* **Stated goal 1**:
Retype the passage on Máximo Gómez, starting with "Changes allegiance" and going on through "family to Cuba.".
* **Stated goal 2**:
Using the passage on Máximo Gómez, mark each statement yes or no and quote the words that decide it: (a) Gómez was born in the town of Baní; (b) Gómez joined forces with the Spanish to fight off the United States; (c) at the Battle of Pino de Baire, Gómez led a machete charge on horseback.
* **Stated goal 3**:
Carry on the passage on Máximo Gómez from the point where it stops.

* **Text passage**:
Máximo Gómez y Báez (November 18, 1836 – June 17, 1905) was a Dominican Generalissimo in Cuba's War of Independence (1895–1898). He was known for his controversial scorched-earth policy, which entailed dynamiting passenger trains and torching the Spanish loyalists' property and sugar plantations—including many owned by Americans. He greatly increased the efficacy of the attacks by torturing and killing not only Spanish soldiers, but also Spanish sympathizers. By the time the Spanish–American War broke out in April 1898, Gómez had the Spanish forces on the ropes. He refused to join forces with the Spanish in fighting off the United States, and he retired to a villa outside of Havana after the war's end.

Early life
Gómez was born on November 18, 1836 in the town of Baní, in the province of Peravia, in what is now the Dominican Republic. During his teenage years, he joined in the battles against the frequent Haitian incursions of Faustin Soulouque in the 1850s. He was later trained as an officer of the Spanish Army at the Zaragoza Military Academy  in Spain. He had arrived originally in Cuba as a cavalry officer, a captain, in the Spanish Army and fought alongside the Spanish forces in the Dominican Annexation War (1861–1865), earning promotion from captain to commander in a famous victory over the Dominican general, Pedro Florentino.

In Cuba, he married Bernarda Toro, who accompanied him during the war.

Changes allegiance
After the Spanish forces were defeated and fled the Dominican Republic in 1865 by the order of Queen Isabel II, many supporters of the Annexionist cause left with them, and Gómez moved his family to Cuba.

Gómez retired from the Spanish Army and soon took up the rebel cause in 1868, helping transform the Cuban Army's military tactics and strategy from the conventional approach, favored by Thomas Jordan and others. He gave the Cuban mambises their most feared tactic, the "machete charge."

Cuban War of Independence

On October 25, 1868, during the Battle of Pino de Baire, Gómez led a machete charge on foot, ambushing a Spanish column and obliterating it; the Spanish suffered 233 casualties. The Spanish Army was terrified of the charges because most were infantry troops, mainly conscripts, who were fearful of being cut down by the machetes. Because the Cuban Army always lacked sufficient munitions, the usual combat technique was to shoot once and then charge the Spanish.

In 1871, Gómez led a campaign to clear Guantánamo from forces loyal to Spain, particularly the rich coffee growers, who were mostly of French descent and whose ancestors had fled from Haiti after the Haitians had slaughtered the French. Gómez carried out a bloody but successful campaign, and most of his officers went on to become high-ranking officers, including Antonio and José Maceo, Adolfo Flor Crombet, Policarpo Pineda "Rustán."

Collection entries
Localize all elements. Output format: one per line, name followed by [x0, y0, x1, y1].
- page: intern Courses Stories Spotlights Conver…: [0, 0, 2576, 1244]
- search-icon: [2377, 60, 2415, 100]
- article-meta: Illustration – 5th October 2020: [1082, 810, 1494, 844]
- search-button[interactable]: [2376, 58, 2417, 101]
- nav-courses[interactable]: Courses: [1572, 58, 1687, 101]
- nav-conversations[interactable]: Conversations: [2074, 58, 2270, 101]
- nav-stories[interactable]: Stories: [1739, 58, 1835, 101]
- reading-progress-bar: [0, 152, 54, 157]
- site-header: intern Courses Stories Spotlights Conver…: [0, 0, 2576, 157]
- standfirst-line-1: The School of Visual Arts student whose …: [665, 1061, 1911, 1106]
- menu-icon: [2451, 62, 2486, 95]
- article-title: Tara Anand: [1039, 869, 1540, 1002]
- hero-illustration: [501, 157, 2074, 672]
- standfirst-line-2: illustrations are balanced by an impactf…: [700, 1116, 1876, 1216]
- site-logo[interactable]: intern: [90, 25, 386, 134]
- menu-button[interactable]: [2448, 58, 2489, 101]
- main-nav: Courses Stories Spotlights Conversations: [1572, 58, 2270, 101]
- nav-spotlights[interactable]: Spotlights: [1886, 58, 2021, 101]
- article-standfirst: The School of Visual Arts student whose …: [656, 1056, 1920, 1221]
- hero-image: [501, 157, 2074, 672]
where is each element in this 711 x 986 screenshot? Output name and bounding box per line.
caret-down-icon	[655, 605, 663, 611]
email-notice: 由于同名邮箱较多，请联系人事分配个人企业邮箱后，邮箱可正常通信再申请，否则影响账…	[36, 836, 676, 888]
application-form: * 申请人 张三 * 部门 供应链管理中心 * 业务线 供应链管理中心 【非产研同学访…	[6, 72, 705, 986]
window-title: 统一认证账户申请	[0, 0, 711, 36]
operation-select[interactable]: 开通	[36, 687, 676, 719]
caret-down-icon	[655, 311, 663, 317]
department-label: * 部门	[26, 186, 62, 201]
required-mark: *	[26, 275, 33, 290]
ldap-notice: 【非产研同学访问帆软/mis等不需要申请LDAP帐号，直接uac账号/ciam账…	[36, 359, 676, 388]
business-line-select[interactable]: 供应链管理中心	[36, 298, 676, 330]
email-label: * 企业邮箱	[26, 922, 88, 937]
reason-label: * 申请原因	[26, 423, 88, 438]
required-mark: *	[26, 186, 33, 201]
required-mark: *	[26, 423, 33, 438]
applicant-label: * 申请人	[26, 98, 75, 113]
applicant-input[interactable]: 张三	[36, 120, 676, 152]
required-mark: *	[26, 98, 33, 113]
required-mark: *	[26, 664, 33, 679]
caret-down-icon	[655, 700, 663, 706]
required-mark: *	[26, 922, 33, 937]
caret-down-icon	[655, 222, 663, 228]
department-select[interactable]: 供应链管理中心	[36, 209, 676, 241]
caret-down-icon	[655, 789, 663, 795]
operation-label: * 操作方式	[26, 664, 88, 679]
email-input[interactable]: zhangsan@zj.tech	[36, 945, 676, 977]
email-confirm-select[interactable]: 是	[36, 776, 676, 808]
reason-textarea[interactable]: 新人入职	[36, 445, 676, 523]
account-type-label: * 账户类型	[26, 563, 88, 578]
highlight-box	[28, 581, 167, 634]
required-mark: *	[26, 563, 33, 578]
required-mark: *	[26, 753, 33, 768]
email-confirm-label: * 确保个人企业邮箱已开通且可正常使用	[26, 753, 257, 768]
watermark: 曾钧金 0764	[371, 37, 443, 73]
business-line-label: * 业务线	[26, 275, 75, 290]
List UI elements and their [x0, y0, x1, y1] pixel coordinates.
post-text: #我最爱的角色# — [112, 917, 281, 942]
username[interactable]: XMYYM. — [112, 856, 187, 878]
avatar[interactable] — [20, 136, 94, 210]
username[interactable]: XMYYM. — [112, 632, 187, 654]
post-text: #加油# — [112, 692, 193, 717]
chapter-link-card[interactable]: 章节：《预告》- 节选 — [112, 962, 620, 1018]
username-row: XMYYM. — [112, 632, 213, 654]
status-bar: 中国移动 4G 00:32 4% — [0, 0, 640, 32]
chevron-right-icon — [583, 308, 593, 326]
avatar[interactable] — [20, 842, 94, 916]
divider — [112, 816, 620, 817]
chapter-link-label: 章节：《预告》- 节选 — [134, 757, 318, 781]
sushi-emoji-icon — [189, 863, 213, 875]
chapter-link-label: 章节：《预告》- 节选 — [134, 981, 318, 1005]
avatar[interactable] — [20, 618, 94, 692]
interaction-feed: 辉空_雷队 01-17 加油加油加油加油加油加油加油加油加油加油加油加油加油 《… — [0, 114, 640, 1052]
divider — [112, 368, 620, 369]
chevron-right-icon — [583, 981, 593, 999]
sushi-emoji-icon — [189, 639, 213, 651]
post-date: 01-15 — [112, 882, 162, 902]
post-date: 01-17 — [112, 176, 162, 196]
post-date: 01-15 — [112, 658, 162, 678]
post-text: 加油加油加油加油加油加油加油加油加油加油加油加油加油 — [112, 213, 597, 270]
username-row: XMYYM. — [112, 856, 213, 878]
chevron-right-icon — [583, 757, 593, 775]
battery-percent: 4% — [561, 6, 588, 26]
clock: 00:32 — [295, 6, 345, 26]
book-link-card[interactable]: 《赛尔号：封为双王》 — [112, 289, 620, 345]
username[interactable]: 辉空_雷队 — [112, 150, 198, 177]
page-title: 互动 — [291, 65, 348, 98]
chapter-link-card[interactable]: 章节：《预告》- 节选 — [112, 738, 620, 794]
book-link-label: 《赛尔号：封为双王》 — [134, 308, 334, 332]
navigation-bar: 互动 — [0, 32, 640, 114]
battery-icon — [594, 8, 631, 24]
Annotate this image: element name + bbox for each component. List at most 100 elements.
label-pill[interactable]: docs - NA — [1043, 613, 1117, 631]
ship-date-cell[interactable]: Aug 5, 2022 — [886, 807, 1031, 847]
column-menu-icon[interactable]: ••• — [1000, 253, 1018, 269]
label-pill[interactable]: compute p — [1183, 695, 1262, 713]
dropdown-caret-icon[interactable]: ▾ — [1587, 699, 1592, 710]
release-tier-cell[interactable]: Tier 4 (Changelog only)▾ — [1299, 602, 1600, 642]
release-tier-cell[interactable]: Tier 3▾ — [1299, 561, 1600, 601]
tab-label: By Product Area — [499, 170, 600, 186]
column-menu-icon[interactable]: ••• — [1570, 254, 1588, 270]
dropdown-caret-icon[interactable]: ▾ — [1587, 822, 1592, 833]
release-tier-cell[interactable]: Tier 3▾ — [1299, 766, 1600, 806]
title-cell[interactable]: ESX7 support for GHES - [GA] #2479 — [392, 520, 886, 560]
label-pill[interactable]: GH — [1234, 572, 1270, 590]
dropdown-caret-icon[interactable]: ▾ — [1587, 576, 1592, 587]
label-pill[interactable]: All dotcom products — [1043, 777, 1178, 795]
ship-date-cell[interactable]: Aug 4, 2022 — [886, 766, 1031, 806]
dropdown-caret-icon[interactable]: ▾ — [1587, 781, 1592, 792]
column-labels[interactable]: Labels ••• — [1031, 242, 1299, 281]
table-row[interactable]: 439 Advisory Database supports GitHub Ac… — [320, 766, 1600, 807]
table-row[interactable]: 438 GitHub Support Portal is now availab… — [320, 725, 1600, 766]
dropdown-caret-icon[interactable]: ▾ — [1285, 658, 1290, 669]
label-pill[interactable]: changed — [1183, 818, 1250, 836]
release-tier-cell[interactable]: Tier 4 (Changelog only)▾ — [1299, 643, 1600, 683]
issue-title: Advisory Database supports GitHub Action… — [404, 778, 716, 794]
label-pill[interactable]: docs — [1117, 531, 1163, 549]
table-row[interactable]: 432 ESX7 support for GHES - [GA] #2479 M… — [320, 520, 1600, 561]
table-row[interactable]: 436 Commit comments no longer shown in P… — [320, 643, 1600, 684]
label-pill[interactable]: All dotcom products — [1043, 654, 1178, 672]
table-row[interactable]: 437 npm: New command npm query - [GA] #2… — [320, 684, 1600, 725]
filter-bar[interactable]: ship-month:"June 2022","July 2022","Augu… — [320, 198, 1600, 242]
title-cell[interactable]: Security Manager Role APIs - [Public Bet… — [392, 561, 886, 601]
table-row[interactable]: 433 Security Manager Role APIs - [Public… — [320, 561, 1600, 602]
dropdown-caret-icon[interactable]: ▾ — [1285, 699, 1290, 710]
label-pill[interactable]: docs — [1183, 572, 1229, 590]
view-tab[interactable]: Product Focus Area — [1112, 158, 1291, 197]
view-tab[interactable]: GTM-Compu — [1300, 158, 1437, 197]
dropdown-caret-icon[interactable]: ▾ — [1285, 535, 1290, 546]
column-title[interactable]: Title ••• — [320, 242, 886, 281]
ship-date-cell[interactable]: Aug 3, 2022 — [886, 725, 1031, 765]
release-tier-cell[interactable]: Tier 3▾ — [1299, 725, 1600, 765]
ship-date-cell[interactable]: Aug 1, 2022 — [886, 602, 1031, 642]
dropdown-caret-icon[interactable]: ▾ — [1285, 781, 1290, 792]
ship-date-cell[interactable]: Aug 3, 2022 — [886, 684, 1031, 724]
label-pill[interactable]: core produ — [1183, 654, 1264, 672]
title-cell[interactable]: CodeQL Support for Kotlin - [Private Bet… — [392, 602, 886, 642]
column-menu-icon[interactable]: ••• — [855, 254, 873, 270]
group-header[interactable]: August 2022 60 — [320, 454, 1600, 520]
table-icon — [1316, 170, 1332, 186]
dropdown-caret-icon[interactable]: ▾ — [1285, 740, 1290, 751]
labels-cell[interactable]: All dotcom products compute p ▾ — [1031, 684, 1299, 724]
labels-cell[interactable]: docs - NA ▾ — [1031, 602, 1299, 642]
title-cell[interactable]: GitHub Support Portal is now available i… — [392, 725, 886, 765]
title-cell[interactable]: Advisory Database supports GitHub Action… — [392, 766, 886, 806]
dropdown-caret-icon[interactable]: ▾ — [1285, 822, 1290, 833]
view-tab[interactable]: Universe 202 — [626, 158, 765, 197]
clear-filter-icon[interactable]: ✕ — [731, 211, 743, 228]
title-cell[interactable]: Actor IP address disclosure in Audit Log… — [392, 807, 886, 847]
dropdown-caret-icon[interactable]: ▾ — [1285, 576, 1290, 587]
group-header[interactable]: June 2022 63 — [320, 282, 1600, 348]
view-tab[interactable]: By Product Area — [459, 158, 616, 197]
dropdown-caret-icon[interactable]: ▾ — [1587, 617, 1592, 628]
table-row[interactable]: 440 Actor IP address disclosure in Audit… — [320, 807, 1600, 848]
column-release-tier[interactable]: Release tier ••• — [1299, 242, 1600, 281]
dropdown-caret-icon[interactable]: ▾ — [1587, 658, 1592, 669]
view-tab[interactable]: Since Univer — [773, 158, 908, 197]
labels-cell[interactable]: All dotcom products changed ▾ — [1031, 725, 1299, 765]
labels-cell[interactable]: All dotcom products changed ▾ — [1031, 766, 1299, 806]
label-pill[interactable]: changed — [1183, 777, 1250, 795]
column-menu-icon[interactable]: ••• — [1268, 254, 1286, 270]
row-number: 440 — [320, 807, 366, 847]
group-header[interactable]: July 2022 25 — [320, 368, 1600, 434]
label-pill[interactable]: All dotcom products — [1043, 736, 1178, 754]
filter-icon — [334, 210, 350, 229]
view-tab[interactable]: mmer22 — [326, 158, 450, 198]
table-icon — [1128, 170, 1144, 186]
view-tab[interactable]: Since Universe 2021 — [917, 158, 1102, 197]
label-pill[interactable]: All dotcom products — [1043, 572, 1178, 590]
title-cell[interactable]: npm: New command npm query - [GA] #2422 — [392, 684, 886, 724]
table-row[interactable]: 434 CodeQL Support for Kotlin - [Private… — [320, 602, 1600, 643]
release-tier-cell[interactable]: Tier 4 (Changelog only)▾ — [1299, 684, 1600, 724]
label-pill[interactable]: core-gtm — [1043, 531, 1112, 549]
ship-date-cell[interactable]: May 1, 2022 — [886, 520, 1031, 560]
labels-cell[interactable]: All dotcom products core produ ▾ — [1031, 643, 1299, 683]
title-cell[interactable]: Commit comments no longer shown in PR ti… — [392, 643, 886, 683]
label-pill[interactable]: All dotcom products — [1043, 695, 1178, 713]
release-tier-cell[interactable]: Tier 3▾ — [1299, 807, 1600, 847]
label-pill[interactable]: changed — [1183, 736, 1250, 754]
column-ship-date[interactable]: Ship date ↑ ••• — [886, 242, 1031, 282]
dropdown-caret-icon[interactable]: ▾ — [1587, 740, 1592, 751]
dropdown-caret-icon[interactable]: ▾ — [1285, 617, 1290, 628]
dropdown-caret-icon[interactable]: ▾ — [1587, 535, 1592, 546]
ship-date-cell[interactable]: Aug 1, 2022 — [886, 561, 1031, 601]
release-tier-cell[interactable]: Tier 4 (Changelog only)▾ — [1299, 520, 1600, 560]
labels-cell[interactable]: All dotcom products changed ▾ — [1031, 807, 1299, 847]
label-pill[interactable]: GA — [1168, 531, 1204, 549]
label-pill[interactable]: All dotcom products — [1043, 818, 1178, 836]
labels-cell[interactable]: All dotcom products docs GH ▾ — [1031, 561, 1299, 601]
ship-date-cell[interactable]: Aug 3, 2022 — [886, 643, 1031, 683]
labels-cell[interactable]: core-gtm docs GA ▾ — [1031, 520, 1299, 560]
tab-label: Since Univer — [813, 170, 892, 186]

* **Written response 1**:
Changes allegiance
After the Spanish forces were defeated and fled the Dominican Republic in 1865 by the order of Queen Isabel II, many supporters of the Annexionist cause left with them, and Gómez moved his family to Cuba.

* **Written response 2**:
(a) Yes: "Gómez was born on November 18, 1836 in the town of Baní"
(b) No: "He refused to join forces with the Spanish in fighting off the United States"
(c) No: "Gómez led a machete charge on foot"

* **Written response 3**:
After the death in combat of Major General Ignacio Agramonte y Loynáz in May 1873, Gómez assumed the command of the military district of the province of Camaguey and its famed Cavalry Corps. Upon first inspecting the corps, he concluded that they were the best trained and disciplined in the nascent indigenous Cuban Army, and they would significantly contribute to the war for independence.

On February 19, 1874, Gómez and 700 other rebels marched westward from their eastern base and defeated 2,000 Spanish troops at El Naranjo. The Spaniards lost 100 killed in action, 200 wounded in action; the rebels incurred 150 casualties. A battalion of 500 Chinese fought under the command of Gómez in the Battle of Las Guasimas (March 1874). The battle cost the Spanish 1,037 casualties and the rebels 174 casualties. However, the rebels had exhausted their resources: the unusual departure from guerrilla tactics had proved a costly enterprise.

In early 1875, with fewer than 2,000 men, Gómez crossed the Trocha—a string of Spanish military fortifications—and burned 83 plantations around Sancti Spíritus and freed their slaves. However, the conservative Revolutionary leaders feared the consequences of these actions and diverted troops away from Gómez' army, causing the campaign to fizzle. In 1876, Gómez surrendered his command when he was told by General Carlos Roloff that the officers of Las Villas would no longer follow his orders since he was Dominican.

Puerto Rican conflict
In the interlude between the two Cuban independence wars, Gómez held odd jobs in Jamaica and Panama (among them, he supervised a laborers' brigade during the construction of the Panama Canal), but he remained as an active player for the cause of Cuban independence as well as that for the rest of the Antilles. For example, when Puerto Rico experienced a period of severe political repression in 1887 by the Spanish governor, Romualdo Palacio, which led to the arrest of many local political leaders, including Román Baldorioty de Castro, Gómez offered his services to Ramón Emeterio Betances, the previous instigator of the island's first pro-independence revolution, the Grito de Lares, who was then exiled in Paris. Gómez sold most of his personal belongings to finance a revolt in Puerto Rico and volunteered to lead any Puerto Rican troops if any such revolt occurred. The revolt was deemed unnecessary later that year, when the Spanish government recalled  Palacio from office to investigate charges of abuse of power from his part, but Gómez and Betances established a friendship and logistical relationship that lasted until Betances's death, in 1898.

Promotion to general
Gómez rose to the rank of Generalíssimo of the Cuban Army, a rank akin to that of Captain General or General of the Army, because of his superior military leadership.

He adapted and formalized the improvised military tactics that had first been used by Spanish guerrillas against Napoleon Bonaparte's armies into a cohesive and comprehensive system, at both the tactical and the strategic levels. The concept of insurrection and insurgency and the asymmetric nature thereof can be traced intellectually to him.

He was shot in the neck in 1875 while he was crossing the fortified line or Trocha from Júcaro in the south to Morón, in the north; he was leading the failed attempt to invade Western Cuba. He then always wore a kerchief around his neck to cover the bullet hole, which remained open after it healed (he usually plugged it with a wad of cotton). His second and last wound came in 1896 while he was fighting in the rural areas outside Havana and completing a successful invasion of Western Cuba.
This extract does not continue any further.